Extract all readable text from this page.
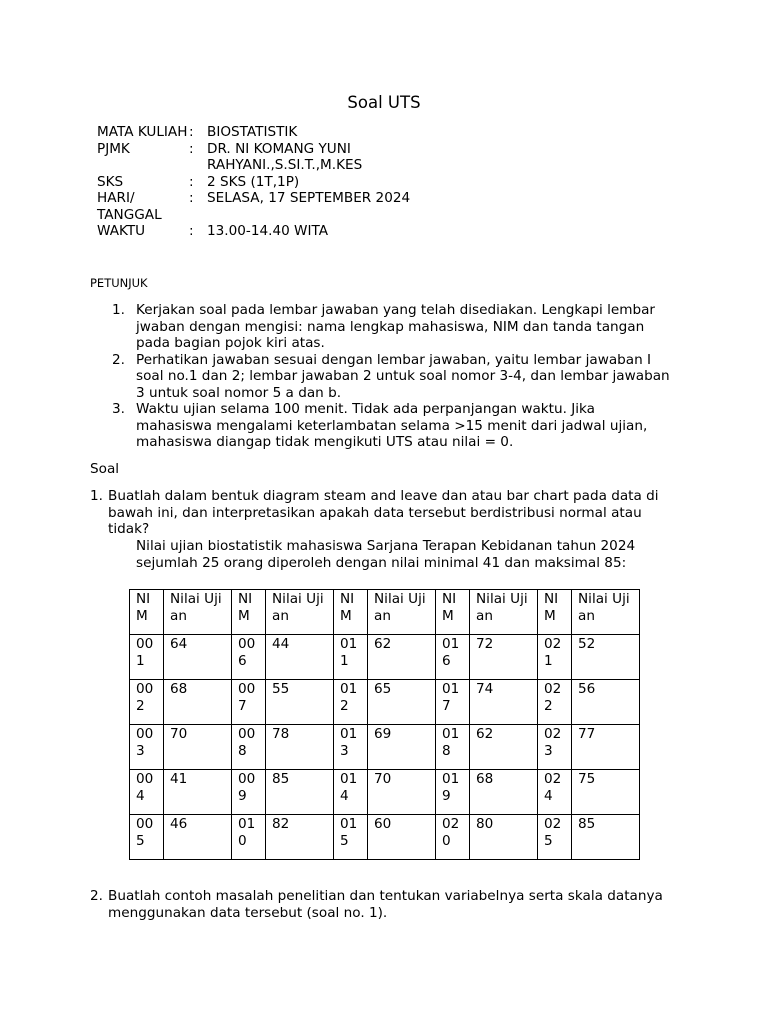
Soal UTS
MATA KULIAH : BIOSTATISTIK
PJMK	: DR. NI KOMANG YUNI RAHYANI.,S.SI.T.,M.KES
SKS	: 2 SKS (1T,1P)
HARI/ TANGGAL
: SELASA, 17 SEPTEMBER 2024
WAKTU	: 13.00-14.40 WITA
PETUNJUK
1. Kerjakan soal pada lembar jawaban yang telah disediakan. Lengkapi lembar jwaban dengan mengisi: nama lengkap mahasiswa, NIM dan tanda tangan pada bagian pojok kiri atas.
2. Perhatikan jawaban sesuai dengan lembar jawaban, yaitu lembar jawaban I soal no.1 dan 2; lembar jawaban 2 untuk soal nomor 3-4, dan lembar jawaban 3 untuk soal nomor 5 a dan b.
3. Waktu ujian selama 100 menit. Tidak ada perpanjangan waktu. Jika mahasiswa mengalami keterlambatan selama >15 menit dari jadwal ujian, mahasiswa diangap tidak mengikuti UTS atau nilai = 0.
Soal
1. Buatlah dalam bentuk diagram steam and leave dan atau bar chart pada data di bawah ini, dan interpretasikan apakah data tersebut berdistribusi normal atau tidak?
Nilai ujian biostatistik mahasiswa Sarjana Terapan Kebidanan tahun 2024 sejumlah 25 orang diperoleh dengan nilai minimal 41 dan maksimal 85:
NIM	Nilai Ujian	NIM	Nilai Ujian	NIM	Nilai Ujian	NIM	Nilai Ujian	NIM	Nilai Ujian
001	64	006	44	011	62	016	72	021	52
002	68	007	55	012	65	017	74	022	56
003	70	008	78	013	69	018	62	023	77
004	41	009	85	014	70	019	68	024	75
005	46	010	82	015	60	020	80	025	85
2. Buatlah contoh masalah penelitian dan tentukan variabelnya serta skala datanya menggunakan data tersebut (soal no. 1).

************

CHALLENGE: Copy the records above exactly. The pictures are not part of the copy.

FINISHED ANSWER:
Extract all readable text from this page.
Soal UTS
MATA KULIAH : BIOSTATISTIK
PJMK	: DR. NI KOMANG YUNI RAHYANI.,S.SI.T.,M.KES
SKS	: 2 SKS (1T,1P)
HARI/ TANGGAL
: SELASA, 17 SEPTEMBER 2024
WAKTU	: 13.00-14.40 WITA
PETUNJUK
1. Kerjakan soal pada lembar jawaban yang telah disediakan. Lengkapi lembar jwaban dengan mengisi: nama lengkap mahasiswa, NIM dan tanda tangan pada bagian pojok kiri atas.
2. Perhatikan jawaban sesuai dengan lembar jawaban, yaitu lembar jawaban I soal no.1 dan 2; lembar jawaban 2 untuk soal nomor 3-4, dan lembar jawaban 3 untuk soal nomor 5 a dan b.
3. Waktu ujian selama 100 menit. Tidak ada perpanjangan waktu. Jika mahasiswa mengalami keterlambatan selama >15 menit dari jadwal ujian, mahasiswa diangap tidak mengikuti UTS atau nilai = 0.
Soal
1. Buatlah dalam bentuk diagram steam and leave dan atau bar chart pada data di bawah ini, dan interpretasikan apakah data tersebut berdistribusi normal atau tidak?
Nilai ujian biostatistik mahasiswa Sarjana Terapan Kebidanan tahun 2024 sejumlah 25 orang diperoleh dengan nilai minimal 41 dan maksimal 85:
NIM	Nilai Ujian	NIM	Nilai Ujian	NIM	Nilai Ujian	NIM	Nilai Ujian	NIM	Nilai Ujian
001	64	006	44	011	62	016	72	021	52
002	68	007	55	012	65	017	74	022	56
003	70	008	78	013	69	018	62	023	77
004	41	009	85	014	70	019	68	024	75
005	46	010	82	015	60	020	80	025	85
2. Buatlah contoh masalah penelitian dan tentukan variabelnya serta skala datanya menggunakan data tersebut (soal no. 1).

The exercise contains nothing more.